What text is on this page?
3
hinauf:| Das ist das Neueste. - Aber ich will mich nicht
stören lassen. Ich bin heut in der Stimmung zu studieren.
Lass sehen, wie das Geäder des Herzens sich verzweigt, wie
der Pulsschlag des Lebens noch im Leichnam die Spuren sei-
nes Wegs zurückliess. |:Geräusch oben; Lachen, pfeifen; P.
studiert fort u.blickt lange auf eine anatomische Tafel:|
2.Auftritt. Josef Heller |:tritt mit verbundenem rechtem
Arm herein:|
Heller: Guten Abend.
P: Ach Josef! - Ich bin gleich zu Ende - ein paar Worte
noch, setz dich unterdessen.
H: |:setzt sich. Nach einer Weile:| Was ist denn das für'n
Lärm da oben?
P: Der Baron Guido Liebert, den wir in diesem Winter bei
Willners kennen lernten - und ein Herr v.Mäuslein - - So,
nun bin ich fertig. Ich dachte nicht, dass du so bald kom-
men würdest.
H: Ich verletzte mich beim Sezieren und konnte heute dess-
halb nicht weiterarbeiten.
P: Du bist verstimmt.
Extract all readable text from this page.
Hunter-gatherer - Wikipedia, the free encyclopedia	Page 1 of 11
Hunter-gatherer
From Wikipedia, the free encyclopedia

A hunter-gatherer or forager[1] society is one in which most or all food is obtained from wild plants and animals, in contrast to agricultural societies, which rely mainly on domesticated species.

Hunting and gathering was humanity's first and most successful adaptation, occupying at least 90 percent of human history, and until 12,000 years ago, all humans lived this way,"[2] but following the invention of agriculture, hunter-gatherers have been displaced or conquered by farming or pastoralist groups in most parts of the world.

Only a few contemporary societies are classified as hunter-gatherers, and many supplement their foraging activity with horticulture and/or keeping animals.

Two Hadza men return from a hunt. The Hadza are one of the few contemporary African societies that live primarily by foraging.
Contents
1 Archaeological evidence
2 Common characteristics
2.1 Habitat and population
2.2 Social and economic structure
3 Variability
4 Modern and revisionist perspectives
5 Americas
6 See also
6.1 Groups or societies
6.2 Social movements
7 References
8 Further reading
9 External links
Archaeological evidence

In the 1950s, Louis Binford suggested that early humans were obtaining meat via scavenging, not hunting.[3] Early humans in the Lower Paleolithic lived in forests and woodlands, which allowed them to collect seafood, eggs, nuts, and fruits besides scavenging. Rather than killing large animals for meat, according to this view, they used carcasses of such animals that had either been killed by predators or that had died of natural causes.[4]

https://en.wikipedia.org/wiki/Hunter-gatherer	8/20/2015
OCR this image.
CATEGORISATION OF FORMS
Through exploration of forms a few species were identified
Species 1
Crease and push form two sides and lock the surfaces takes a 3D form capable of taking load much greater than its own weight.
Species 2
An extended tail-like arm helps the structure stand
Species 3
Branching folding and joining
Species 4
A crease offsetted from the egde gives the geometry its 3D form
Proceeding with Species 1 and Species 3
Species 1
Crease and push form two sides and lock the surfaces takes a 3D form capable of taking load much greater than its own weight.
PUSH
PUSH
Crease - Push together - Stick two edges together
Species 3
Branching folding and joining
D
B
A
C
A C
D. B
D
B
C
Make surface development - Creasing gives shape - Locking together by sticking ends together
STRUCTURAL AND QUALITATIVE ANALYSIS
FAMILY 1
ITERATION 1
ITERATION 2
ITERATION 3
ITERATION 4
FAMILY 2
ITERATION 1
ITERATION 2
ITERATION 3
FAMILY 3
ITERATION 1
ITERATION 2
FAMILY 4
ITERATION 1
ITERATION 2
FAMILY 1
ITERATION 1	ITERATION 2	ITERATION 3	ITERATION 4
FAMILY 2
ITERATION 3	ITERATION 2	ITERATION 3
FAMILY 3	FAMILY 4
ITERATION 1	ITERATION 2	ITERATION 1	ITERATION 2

[Set problem] Your task is to transcribe the listing above in full, exactly as given.

[Reply]
What text is on this page?
3
hinauf:| Das ist das Neueste. - Aber ich will mich nicht
stören lassen. Ich bin heut in der Stimmung zu studieren.
Lass sehen, wie das Geäder des Herzens sich verzweigt, wie
der Pulsschlag des Lebens noch im Leichnam die Spuren sei-
nes Wegs zurückliess. |:Geräusch oben; Lachen, pfeifen; P.
studiert fort u.blickt lange auf eine anatomische Tafel:|
2.Auftritt. Josef Heller |:tritt mit verbundenem rechtem
Arm herein:|
Heller: Guten Abend.
P: Ach Josef! - Ich bin gleich zu Ende - ein paar Worte
noch, setz dich unterdessen.
H: |:setzt sich. Nach einer Weile:| Was ist denn das für'n
Lärm da oben?
P: Der Baron Guido Liebert, den wir in diesem Winter bei
Willners kennen lernten - und ein Herr v.Mäuslein - - So,
nun bin ich fertig. Ich dachte nicht, dass du so bald kom-
men würdest.
H: Ich verletzte mich beim Sezieren und konnte heute dess-
halb nicht weiterarbeiten.
P: Du bist verstimmt.
Extract all readable text from this page.
Hunter-gatherer - Wikipedia, the free encyclopedia	Page 1 of 11
Hunter-gatherer
From Wikipedia, the free encyclopedia

A hunter-gatherer or forager[1] society is one in which most or all food is obtained from wild plants and animals, in contrast to agricultural societies, which rely mainly on domesticated species.

Hunting and gathering was humanity's first and most successful adaptation, occupying at least 90 percent of human history, and until 12,000 years ago, all humans lived this way,"[2] but following the invention of agriculture, hunter-gatherers have been displaced or conquered by farming or pastoralist groups in most parts of the world.

Only a few contemporary societies are classified as hunter-gatherers, and many supplement their foraging activity with horticulture and/or keeping animals.

Two Hadza men return from a hunt. The Hadza are one of the few contemporary African societies that live primarily by foraging.
Contents
1 Archaeological evidence
2 Common characteristics
2.1 Habitat and population
2.2 Social and economic structure
3 Variability
4 Modern and revisionist perspectives
5 Americas
6 See also
6.1 Groups or societies
6.2 Social movements
7 References
8 Further reading
9 External links
Archaeological evidence

In the 1950s, Louis Binford suggested that early humans were obtaining meat via scavenging, not hunting.[3] Early humans in the Lower Paleolithic lived in forests and woodlands, which allowed them to collect seafood, eggs, nuts, and fruits besides scavenging. Rather than killing large animals for meat, according to this view, they used carcasses of such animals that had either been killed by predators or that had died of natural causes.[4]

https://en.wikipedia.org/wiki/Hunter-gatherer	8/20/2015
OCR this image.
CATEGORISATION OF FORMS
Through exploration of forms a few species were identified
Species 1
Crease and push form two sides and lock the surfaces takes a 3D form capable of taking load much greater than its own weight.
Species 2
An extended tail-like arm helps the structure stand
Species 3
Branching folding and joining
Species 4
A crease offsetted from the egde gives the geometry its 3D form
Proceeding with Species 1 and Species 3
Species 1
Crease and push form two sides and lock the surfaces takes a 3D form capable of taking load much greater than its own weight.
PUSH
PUSH
Crease - Push together - Stick two edges together
Species 3
Branching folding and joining
D
B
A
C
A C
D. B
D
B
C
Make surface development - Creasing gives shape - Locking together by sticking ends together
STRUCTURAL AND QUALITATIVE ANALYSIS
FAMILY 1
ITERATION 1
ITERATION 2
ITERATION 3
ITERATION 4
FAMILY 2
ITERATION 1
ITERATION 2
ITERATION 3
FAMILY 3
ITERATION 1
ITERATION 2
FAMILY 4
ITERATION 1
ITERATION 2
FAMILY 1
ITERATION 1	ITERATION 2	ITERATION 3	ITERATION 4
FAMILY 2
ITERATION 3	ITERATION 2	ITERATION 3
FAMILY 3	FAMILY 4
ITERATION 1	ITERATION 2	ITERATION 1	ITERATION 2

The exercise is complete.